# WHAT YOU ARE ASKED TO DO
Print the records below word for word, but leave out the pictures.

# DATA SUPPLIED
┄┄┄┄┄┄┄┄┄┄

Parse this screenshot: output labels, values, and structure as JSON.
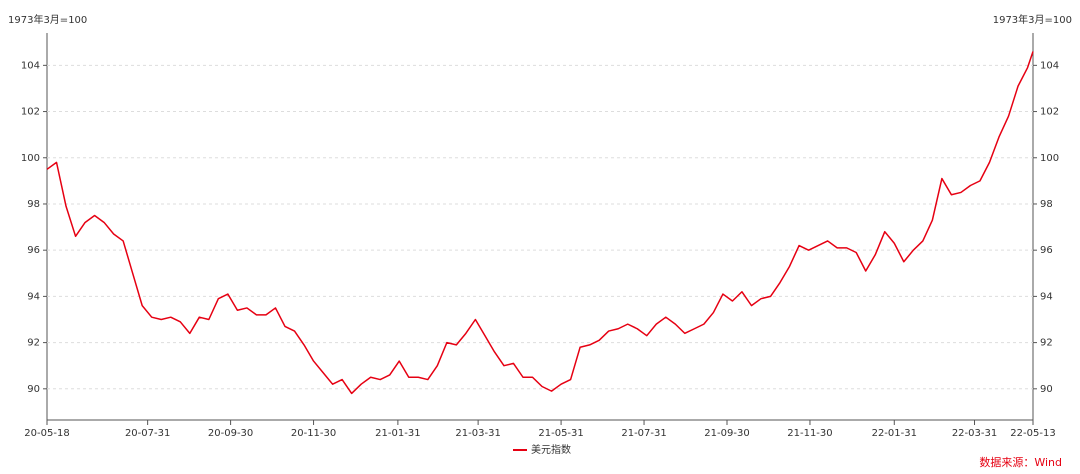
{
  "chart_data": {
    "type": "line",
    "y_label": "1973年3月=100",
    "y2_label": "1973年3月=100",
    "source": "数据来源：Wind",
    "x": [
      "20-05-18",
      "20-05-25",
      "20-06-01",
      "20-06-08",
      "20-06-15",
      "20-06-22",
      "20-06-29",
      "20-07-06",
      "20-07-13",
      "20-07-20",
      "20-07-27",
      "20-08-03",
      "20-08-10",
      "20-08-17",
      "20-08-24",
      "20-08-31",
      "20-09-07",
      "20-09-14",
      "20-09-21",
      "20-09-28",
      "20-10-05",
      "20-10-12",
      "20-10-19",
      "20-10-26",
      "20-11-02",
      "20-11-09",
      "20-11-16",
      "20-11-23",
      "20-11-30",
      "20-12-07",
      "20-12-14",
      "20-12-21",
      "20-12-28",
      "21-01-04",
      "21-01-11",
      "21-01-18",
      "21-01-25",
      "21-02-01",
      "21-02-08",
      "21-02-15",
      "21-02-22",
      "21-03-01",
      "21-03-08",
      "21-03-15",
      "21-03-22",
      "21-03-29",
      "21-04-05",
      "21-04-12",
      "21-04-19",
      "21-04-26",
      "21-05-03",
      "21-05-10",
      "21-05-17",
      "21-05-24",
      "21-05-31",
      "21-06-07",
      "21-06-14",
      "21-06-21",
      "21-06-28",
      "21-07-05",
      "21-07-12",
      "21-07-19",
      "21-07-26",
      "21-08-02",
      "21-08-09",
      "21-08-16",
      "21-08-23",
      "21-08-30",
      "21-09-06",
      "21-09-13",
      "21-09-20",
      "21-09-27",
      "21-10-04",
      "21-10-11",
      "21-10-18",
      "21-10-25",
      "21-11-01",
      "21-11-08",
      "21-11-15",
      "21-11-22",
      "21-11-29",
      "21-12-06",
      "21-12-13",
      "21-12-20",
      "21-12-27",
      "22-01-03",
      "22-01-10",
      "22-01-17",
      "22-01-24",
      "22-01-31",
      "22-02-07",
      "22-02-14",
      "22-02-21",
      "22-02-28",
      "22-03-07",
      "22-03-14",
      "22-03-21",
      "22-03-28",
      "22-04-04",
      "22-04-11",
      "22-04-18",
      "22-04-25",
      "22-05-02",
      "22-05-09",
      "22-05-13"
    ],
    "series": [
      {
        "name": "美元指数",
        "color": "#e60012",
        "values": [
          99.5,
          99.8,
          97.9,
          96.6,
          97.2,
          97.5,
          97.2,
          96.7,
          96.4,
          95.0,
          93.6,
          93.1,
          93.0,
          93.1,
          92.9,
          92.4,
          93.1,
          93.0,
          93.9,
          94.1,
          93.4,
          93.5,
          93.2,
          93.2,
          93.5,
          92.7,
          92.5,
          91.9,
          91.2,
          90.7,
          90.2,
          90.4,
          89.8,
          90.2,
          90.5,
          90.4,
          90.6,
          91.2,
          90.5,
          90.5,
          90.4,
          91.0,
          92.0,
          91.9,
          92.4,
          93.0,
          92.3,
          91.6,
          91.0,
          91.1,
          90.5,
          90.5,
          90.1,
          89.9,
          90.2,
          90.4,
          91.8,
          91.9,
          92.1,
          92.5,
          92.6,
          92.8,
          92.6,
          92.3,
          92.8,
          93.1,
          92.8,
          92.4,
          92.6,
          92.8,
          93.3,
          94.1,
          93.8,
          94.2,
          93.6,
          93.9,
          94.0,
          94.6,
          95.3,
          96.2,
          96.0,
          96.2,
          96.4,
          96.1,
          96.1,
          95.9,
          95.1,
          95.8,
          96.8,
          96.3,
          95.5,
          96.0,
          96.4,
          97.3,
          99.1,
          98.4,
          98.5,
          98.8,
          99.0,
          99.8,
          100.9,
          101.8,
          103.1,
          103.9,
          104.6
        ]
      }
    ],
    "xlim": [
      "20-05-18",
      "22-05-13"
    ],
    "xticks": [
      "20-05-18",
      "20-07-31",
      "20-09-30",
      "20-11-30",
      "21-01-31",
      "21-03-31",
      "21-05-31",
      "21-07-31",
      "21-09-30",
      "21-11-30",
      "22-01-31",
      "22-03-31",
      "22-05-13"
    ],
    "ylim": [
      88.65,
      105.4
    ],
    "yticks": [
      90,
      92,
      94,
      96,
      98,
      100,
      102,
      104
    ],
    "y2lim": [
      88.65,
      105.4
    ],
    "y2ticks": [
      90,
      92,
      94,
      96,
      98,
      100,
      102,
      104
    ],
    "grid": true
  }
}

┄┄┄┄┄┄┄┄┄┄

# RESULT OF THE EXERCISE
Parse this screenshot: output labels, values, and structure as JSON.
{
  "chart_data": {
    "type": "line",
    "y_label": "1973年3月=100",
    "y2_label": "1973年3月=100",
    "source": "数据来源：Wind",
    "x": [
      "20-05-18",
      "20-05-25",
      "20-06-01",
      "20-06-08",
      "20-06-15",
      "20-06-22",
      "20-06-29",
      "20-07-06",
      "20-07-13",
      "20-07-20",
      "20-07-27",
      "20-08-03",
      "20-08-10",
      "20-08-17",
      "20-08-24",
      "20-08-31",
      "20-09-07",
      "20-09-14",
      "20-09-21",
      "20-09-28",
      "20-10-05",
      "20-10-12",
      "20-10-19",
      "20-10-26",
      "20-11-02",
      "20-11-09",
      "20-11-16",
      "20-11-23",
      "20-11-30",
      "20-12-07",
      "20-12-14",
      "20-12-21",
      "20-12-28",
      "21-01-04",
      "21-01-11",
      "21-01-18",
      "21-01-25",
      "21-02-01",
      "21-02-08",
      "21-02-15",
      "21-02-22",
      "21-03-01",
      "21-03-08",
      "21-03-15",
      "21-03-22",
      "21-03-29",
      "21-04-05",
      "21-04-12",
      "21-04-19",
      "21-04-26",
      "21-05-03",
      "21-05-10",
      "21-05-17",
      "21-05-24",
      "21-05-31",
      "21-06-07",
      "21-06-14",
      "21-06-21",
      "21-06-28",
      "21-07-05",
      "21-07-12",
      "21-07-19",
      "21-07-26",
      "21-08-02",
      "21-08-09",
      "21-08-16",
      "21-08-23",
      "21-08-30",
      "21-09-06",
      "21-09-13",
      "21-09-20",
      "21-09-27",
      "21-10-04",
      "21-10-11",
      "21-10-18",
      "21-10-25",
      "21-11-01",
      "21-11-08",
      "21-11-15",
      "21-11-22",
      "21-11-29",
      "21-12-06",
      "21-12-13",
      "21-12-20",
      "21-12-27",
      "22-01-03",
      "22-01-10",
      "22-01-17",
      "22-01-24",
      "22-01-31",
      "22-02-07",
      "22-02-14",
      "22-02-21",
      "22-02-28",
      "22-03-07",
      "22-03-14",
      "22-03-21",
      "22-03-28",
      "22-04-04",
      "22-04-11",
      "22-04-18",
      "22-04-25",
      "22-05-02",
      "22-05-09",
      "22-05-13"
    ],
    "series": [
      {
        "name": "美元指数",
        "color": "#e60012",
        "values": [
          99.5,
          99.8,
          97.9,
          96.6,
          97.2,
          97.5,
          97.2,
          96.7,
          96.4,
          95.0,
          93.6,
          93.1,
          93.0,
          93.1,
          92.9,
          92.4,
          93.1,
          93.0,
          93.9,
          94.1,
          93.4,
          93.5,
          93.2,
          93.2,
          93.5,
          92.7,
          92.5,
          91.9,
          91.2,
          90.7,
          90.2,
          90.4,
          89.8,
          90.2,
          90.5,
          90.4,
          90.6,
          91.2,
          90.5,
          90.5,
          90.4,
          91.0,
          92.0,
          91.9,
          92.4,
          93.0,
          92.3,
          91.6,
          91.0,
          91.1,
          90.5,
          90.5,
          90.1,
          89.9,
          90.2,
          90.4,
          91.8,
          91.9,
          92.1,
          92.5,
          92.6,
          92.8,
          92.6,
          92.3,
          92.8,
          93.1,
          92.8,
          92.4,
          92.6,
          92.8,
          93.3,
          94.1,
          93.8,
          94.2,
          93.6,
          93.9,
          94.0,
          94.6,
          95.3,
          96.2,
          96.0,
          96.2,
          96.4,
          96.1,
          96.1,
          95.9,
          95.1,
          95.8,
          96.8,
          96.3,
          95.5,
          96.0,
          96.4,
          97.3,
          99.1,
          98.4,
          98.5,
          98.8,
          99.0,
          99.8,
          100.9,
          101.8,
          103.1,
          103.9,
          104.6
        ]
      }
    ],
    "xlim": [
      "20-05-18",
      "22-05-13"
    ],
    "xticks": [
      "20-05-18",
      "20-07-31",
      "20-09-30",
      "20-11-30",
      "21-01-31",
      "21-03-31",
      "21-05-31",
      "21-07-31",
      "21-09-30",
      "21-11-30",
      "22-01-31",
      "22-03-31",
      "22-05-13"
    ],
    "ylim": [
      88.65,
      105.4
    ],
    "yticks": [
      90,
      92,
      94,
      96,
      98,
      100,
      102,
      104
    ],
    "y2lim": [
      88.65,
      105.4
    ],
    "y2ticks": [
      90,
      92,
      94,
      96,
      98,
      100,
      102,
      104
    ],
    "grid": true
  }
}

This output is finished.